Stated problem: Set down every entry word for word. Omit the pictures.

Material provided:

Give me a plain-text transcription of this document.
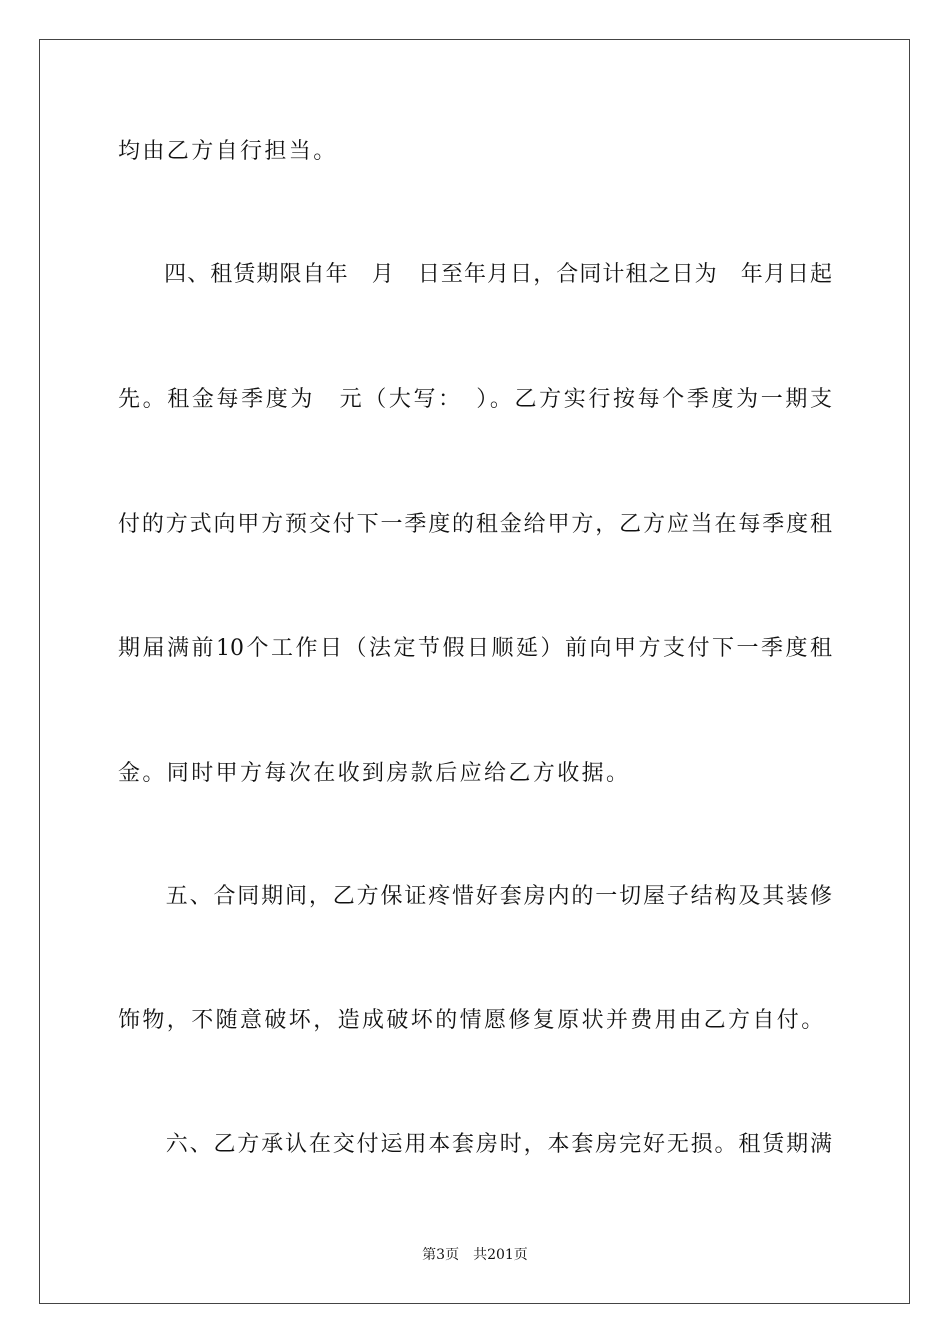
均由乙方自行担当。
　　四、租赁期限自年　月　日至年月日，合同计租之日为　年月日起
先。租金每季度为　元（大写：　）。乙方实行按每个季度为一期支
付的方式向甲方预交付下一季度的租金给甲方，乙方应当在每季度租
期届满前10个工作日（法定节假日顺延）前向甲方支付下一季度租
金。同时甲方每次在收到房款后应给乙方收据。
　　五、合同期间，乙方保证疼惜好套房内的一切屋子结构及其装修
饰物，不随意破坏，造成破坏的情愿修复原状并费用由乙方自付。
　　六、乙方承认在交付运用本套房时，本套房完好无损。租赁期满
第3页　共201页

Task response:
Give me a plain-text transcription of this document.
均由乙方自行担当。
　　四、租赁期限自年　月　日至年月日，合同计租之日为　年月日起
先。租金每季度为　元（大写：　）。乙方实行按每个季度为一期支
付的方式向甲方预交付下一季度的租金给甲方，乙方应当在每季度租
期届满前10个工作日（法定节假日顺延）前向甲方支付下一季度租
金。同时甲方每次在收到房款后应给乙方收据。
　　五、合同期间，乙方保证疼惜好套房内的一切屋子结构及其装修
饰物，不随意破坏，造成破坏的情愿修复原状并费用由乙方自付。
　　六、乙方承认在交付运用本套房时，本套房完好无损。租赁期满
第3页　共201页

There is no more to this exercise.